*WHAT THE TASK ASKS*
The data follows this line. Copy verbatim the line with "Serialize everything readable" and each line after it to the end.
##### INPUT
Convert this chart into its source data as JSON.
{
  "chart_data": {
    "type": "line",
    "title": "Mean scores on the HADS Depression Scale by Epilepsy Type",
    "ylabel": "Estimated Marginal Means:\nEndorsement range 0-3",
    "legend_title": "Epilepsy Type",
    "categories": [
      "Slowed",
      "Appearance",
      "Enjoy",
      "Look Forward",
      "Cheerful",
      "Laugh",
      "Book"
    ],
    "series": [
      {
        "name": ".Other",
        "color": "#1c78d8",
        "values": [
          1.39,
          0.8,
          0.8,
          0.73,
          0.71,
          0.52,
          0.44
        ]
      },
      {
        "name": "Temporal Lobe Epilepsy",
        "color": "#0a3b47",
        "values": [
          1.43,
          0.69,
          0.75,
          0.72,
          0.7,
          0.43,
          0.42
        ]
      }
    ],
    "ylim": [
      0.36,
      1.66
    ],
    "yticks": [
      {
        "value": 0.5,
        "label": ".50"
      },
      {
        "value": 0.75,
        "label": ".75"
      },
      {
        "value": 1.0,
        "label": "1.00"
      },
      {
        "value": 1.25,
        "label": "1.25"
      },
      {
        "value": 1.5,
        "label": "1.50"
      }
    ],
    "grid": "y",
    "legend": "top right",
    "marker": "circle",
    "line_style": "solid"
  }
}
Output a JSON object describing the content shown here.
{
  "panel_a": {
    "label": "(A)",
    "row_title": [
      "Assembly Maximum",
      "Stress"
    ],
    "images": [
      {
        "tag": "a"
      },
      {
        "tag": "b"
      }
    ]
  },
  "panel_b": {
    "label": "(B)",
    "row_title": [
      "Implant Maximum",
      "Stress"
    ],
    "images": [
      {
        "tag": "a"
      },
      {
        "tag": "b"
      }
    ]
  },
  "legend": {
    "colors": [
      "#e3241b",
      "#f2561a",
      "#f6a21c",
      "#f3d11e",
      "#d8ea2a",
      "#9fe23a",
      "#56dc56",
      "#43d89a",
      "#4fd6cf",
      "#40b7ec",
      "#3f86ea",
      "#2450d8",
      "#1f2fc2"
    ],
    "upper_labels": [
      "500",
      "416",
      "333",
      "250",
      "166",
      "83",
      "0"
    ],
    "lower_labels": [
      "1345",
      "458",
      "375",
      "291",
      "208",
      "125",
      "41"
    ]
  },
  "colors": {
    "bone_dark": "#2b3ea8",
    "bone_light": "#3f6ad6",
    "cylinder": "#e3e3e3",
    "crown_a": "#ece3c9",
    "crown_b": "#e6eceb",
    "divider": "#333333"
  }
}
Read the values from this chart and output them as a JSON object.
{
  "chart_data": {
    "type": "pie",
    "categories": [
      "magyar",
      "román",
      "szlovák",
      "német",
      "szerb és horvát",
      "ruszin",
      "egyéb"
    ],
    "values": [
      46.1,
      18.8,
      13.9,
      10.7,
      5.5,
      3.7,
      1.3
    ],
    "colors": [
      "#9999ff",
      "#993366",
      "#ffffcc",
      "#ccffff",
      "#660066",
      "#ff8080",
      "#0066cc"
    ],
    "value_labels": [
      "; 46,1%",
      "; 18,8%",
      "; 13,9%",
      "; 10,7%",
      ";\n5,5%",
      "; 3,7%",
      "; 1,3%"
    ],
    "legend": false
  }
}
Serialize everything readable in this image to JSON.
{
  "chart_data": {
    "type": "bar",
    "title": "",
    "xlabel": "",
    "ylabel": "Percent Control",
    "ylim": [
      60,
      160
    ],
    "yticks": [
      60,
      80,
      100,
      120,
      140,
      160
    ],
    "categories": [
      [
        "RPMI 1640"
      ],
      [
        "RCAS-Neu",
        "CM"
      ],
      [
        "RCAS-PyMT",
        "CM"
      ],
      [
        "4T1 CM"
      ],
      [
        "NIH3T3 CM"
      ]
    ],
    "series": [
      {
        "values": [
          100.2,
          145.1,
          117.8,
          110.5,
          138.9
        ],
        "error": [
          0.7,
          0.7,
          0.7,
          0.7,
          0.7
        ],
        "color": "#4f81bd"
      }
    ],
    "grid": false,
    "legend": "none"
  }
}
##########
*FULL OUTPUT*
Serialize everything readable in this image to JSON.
{
  "chart_data": {
    "type": "bar",
    "title": "",
    "xlabel": "",
    "ylabel": "Percent Control",
    "ylim": [
      60,
      160
    ],
    "yticks": [
      60,
      80,
      100,
      120,
      140,
      160
    ],
    "categories": [
      [
        "RPMI 1640"
      ],
      [
        "RCAS-Neu",
        "CM"
      ],
      [
        "RCAS-PyMT",
        "CM"
      ],
      [
        "4T1 CM"
      ],
      [
        "NIH3T3 CM"
      ]
    ],
    "series": [
      {
        "values": [
          100.2,
          145.1,
          117.8,
          110.5,
          138.9
        ],
        "error": [
          0.7,
          0.7,
          0.7,
          0.7,
          0.7
        ],
        "color": "#4f81bd"
      }
    ],
    "grid": false,
    "legend": "none"
  }
}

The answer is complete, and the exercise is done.